WORK REQUIRED:
Copy the data that follows exactly. Include no pictures.

MATERIAL FOR THIS TASK:
★ ★ ★ ★

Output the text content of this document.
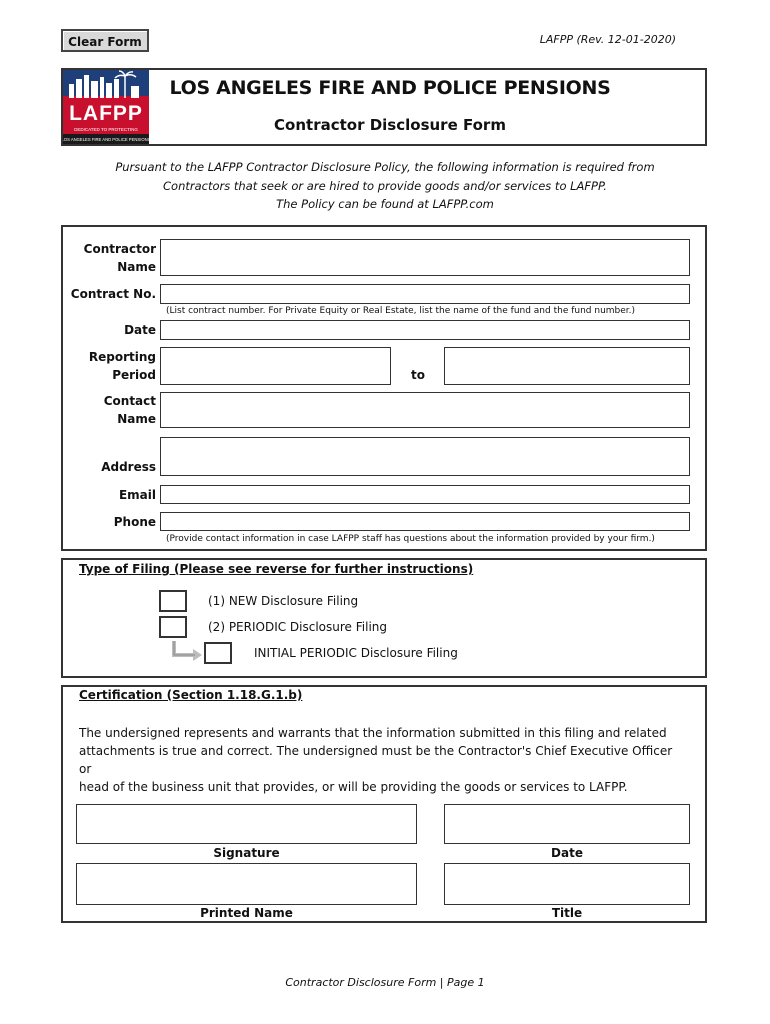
Clear Form	LAFPP (Rev. 12-01-2020)
LAFPP
DEDICATED TO PROTECTING
LOS ANGELES FIRE AND POLICE PENSIONS
LOS ANGELES FIRE AND POLICE PENSIONS
Contractor Disclosure Form
Pursuant to the LAFPP Contractor Disclosure Policy, the following information is required from
Contractors that seek or are hired to provide goods and/or services to LAFPP.
The Policy can be found at LAFPP.com
Contractor
Name
Contract No.
(List contract number. For Private Equity or Real Estate, list the name of the fund and the fund number.)
Date
Reporting
Period	to
Contact
Name
Address
Email
Phone
(Provide contact information in case LAFPP staff has questions about the information provided by your firm.)
Type of Filing (Please see reverse for further instructions)
(1) NEW Disclosure Filing
(2) PERIODIC Disclosure Filing
INITIAL PERIODIC Disclosure Filing
Certification (Section 1.18.G.1.b)
The undersigned represents and warrants that the information submitted in this filing and related
attachments is true and correct. The undersigned must be the Contractor's Chief Executive Officer or
head of the business unit that provides, or will be providing the goods or services to LAFPP.
Signature	Date
Printed Name	Title
Contractor Disclosure Form | Page 1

★ ★ ★ ★

REPLY:
Output the text content of this document.
Clear Form	LAFPP (Rev. 12-01-2020)
LAFPP
DEDICATED TO PROTECTING
LOS ANGELES FIRE AND POLICE PENSIONS
LOS ANGELES FIRE AND POLICE PENSIONS
Contractor Disclosure Form
Pursuant to the LAFPP Contractor Disclosure Policy, the following information is required from
Contractors that seek or are hired to provide goods and/or services to LAFPP.
The Policy can be found at LAFPP.com
Contractor
Name
Contract No.
(List contract number. For Private Equity or Real Estate, list the name of the fund and the fund number.)
Date
Reporting
Period	to
Contact
Name
Address
Email
Phone
(Provide contact information in case LAFPP staff has questions about the information provided by your firm.)
Type of Filing (Please see reverse for further instructions)
(1) NEW Disclosure Filing
(2) PERIODIC Disclosure Filing
INITIAL PERIODIC Disclosure Filing
Certification (Section 1.18.G.1.b)
The undersigned represents and warrants that the information submitted in this filing and related
attachments is true and correct. The undersigned must be the Contractor's Chief Executive Officer or
head of the business unit that provides, or will be providing the goods or services to LAFPP.
Signature	Date
Printed Name	Title
Contractor Disclosure Form | Page 1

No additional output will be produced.